* _Given request_
Below are records to repeat exactly. Omit the pictures from the copy.

BEGIN Data excerpts

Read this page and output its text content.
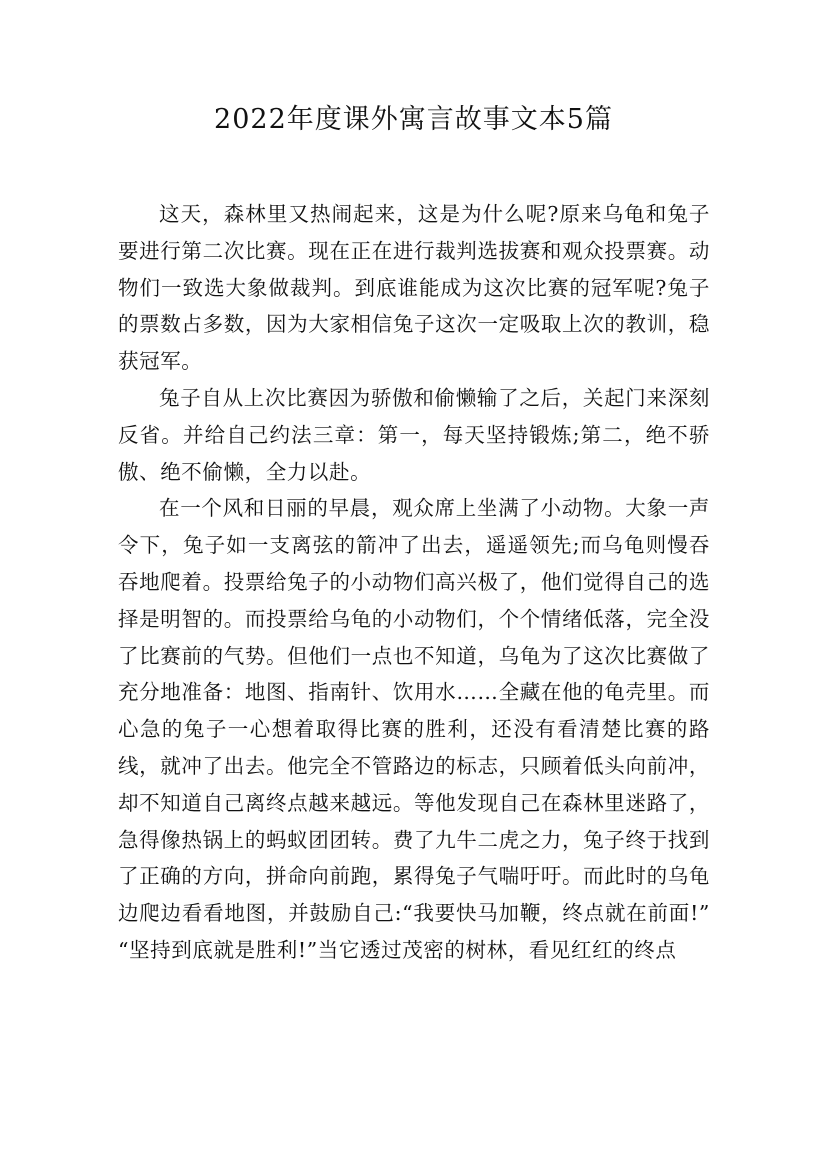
2022年度课外寓言故事文本5篇

这天，森林里又热闹起来，这是为什么呢?原来乌龟和兔子要进行第二次比赛。现在正在进行裁判选拔赛和观众投票赛。动物们一致选大象做裁判。到底谁能成为这次比赛的冠军呢?兔子的票数占多数，因为大家相信兔子这次一定吸取上次的教训，稳获冠军。

兔子自从上次比赛因为骄傲和偷懒输了之后，关起门来深刻反省。并给自己约法三章：第一，每天坚持锻炼;第二，绝不骄傲、绝不偷懒，全力以赴。

在一个风和日丽的早晨，观众席上坐满了小动物。大象一声令下，兔子如一支离弦的箭冲了出去，遥遥领先;而乌龟则慢吞吞地爬着。投票给兔子的小动物们高兴极了，他们觉得自己的选择是明智的。而投票给乌龟的小动物们，个个情绪低落，完全没了比赛前的气势。但他们一点也不知道，乌龟为了这次比赛做了充分地准备：地图、指南针、饮用水……全藏在他的龟壳里。而心急的兔子一心想着取得比赛的胜利，还没有看清楚比赛的路线，就冲了出去。他完全不管路边的标志，只顾着低头向前冲，却不知道自己离终点越来越远。等他发现自己在森林里迷路了，急得像热锅上的蚂蚁团团转。费了九牛二虎之力，兔子终于找到了正确的方向，拼命向前跑，累得兔子气喘吁吁。而此时的乌龟边爬边看看地图，并鼓励自己:“我要快马加鞭，终点就在前面!” “坚持到底就是胜利!”当它透过茂密的树林，看见红红的终点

END Data excerpts

* _Task output_
Read this page and output its text content.
2022年度课外寓言故事文本5篇

这天，森林里又热闹起来，这是为什么呢?原来乌龟和兔子要进行第二次比赛。现在正在进行裁判选拔赛和观众投票赛。动物们一致选大象做裁判。到底谁能成为这次比赛的冠军呢?兔子的票数占多数，因为大家相信兔子这次一定吸取上次的教训，稳获冠军。

兔子自从上次比赛因为骄傲和偷懒输了之后，关起门来深刻反省。并给自己约法三章：第一，每天坚持锻炼;第二，绝不骄傲、绝不偷懒，全力以赴。

在一个风和日丽的早晨，观众席上坐满了小动物。大象一声令下，兔子如一支离弦的箭冲了出去，遥遥领先;而乌龟则慢吞吞地爬着。投票给兔子的小动物们高兴极了，他们觉得自己的选择是明智的。而投票给乌龟的小动物们，个个情绪低落，完全没了比赛前的气势。但他们一点也不知道，乌龟为了这次比赛做了充分地准备：地图、指南针、饮用水……全藏在他的龟壳里。而心急的兔子一心想着取得比赛的胜利，还没有看清楚比赛的路线，就冲了出去。他完全不管路边的标志，只顾着低头向前冲，却不知道自己离终点越来越远。等他发现自己在森林里迷路了，急得像热锅上的蚂蚁团团转。费了九牛二虎之力，兔子终于找到了正确的方向，拼命向前跑，累得兔子气喘吁吁。而此时的乌龟边爬边看看地图，并鼓励自己:“我要快马加鞭，终点就在前面!” “坚持到底就是胜利!”当它透过茂密的树林，看见红红的终点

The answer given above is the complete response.